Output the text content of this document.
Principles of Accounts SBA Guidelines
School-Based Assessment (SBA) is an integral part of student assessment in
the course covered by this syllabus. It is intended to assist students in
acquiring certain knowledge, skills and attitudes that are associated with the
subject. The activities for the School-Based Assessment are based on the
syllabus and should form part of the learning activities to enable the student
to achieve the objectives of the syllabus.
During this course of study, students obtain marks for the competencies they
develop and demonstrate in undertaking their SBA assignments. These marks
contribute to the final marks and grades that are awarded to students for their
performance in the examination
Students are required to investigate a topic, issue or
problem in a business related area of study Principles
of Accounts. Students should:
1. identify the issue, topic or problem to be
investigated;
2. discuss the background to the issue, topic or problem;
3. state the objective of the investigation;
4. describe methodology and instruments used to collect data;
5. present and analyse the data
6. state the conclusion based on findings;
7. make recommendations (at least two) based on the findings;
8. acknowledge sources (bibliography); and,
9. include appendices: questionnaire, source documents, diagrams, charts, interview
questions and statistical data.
######
From the records above, extract every entry exactly as given.

| Response to this task |
Output the text content of this document.
Principles of Accounts SBA Guidelines
School-Based Assessment (SBA) is an integral part of student assessment in
the course covered by this syllabus. It is intended to assist students in
acquiring certain knowledge, skills and attitudes that are associated with the
subject. The activities for the School-Based Assessment are based on the
syllabus and should form part of the learning activities to enable the student
to achieve the objectives of the syllabus.
During this course of study, students obtain marks for the competencies they
develop and demonstrate in undertaking their SBA assignments. These marks
contribute to the final marks and grades that are awarded to students for their
performance in the examination
Students are required to investigate a topic, issue or
problem in a business related area of study Principles
of Accounts. Students should:
1. identify the issue, topic or problem to be
investigated;
2. discuss the background to the issue, topic or problem;
3. state the objective of the investigation;
4. describe methodology and instruments used to collect data;
5. present and analyse the data
6. state the conclusion based on findings;
7. make recommendations (at least two) based on the findings;
8. acknowledge sources (bibliography); and,
9. include appendices: questionnaire, source documents, diagrams, charts, interview
questions and statistical data.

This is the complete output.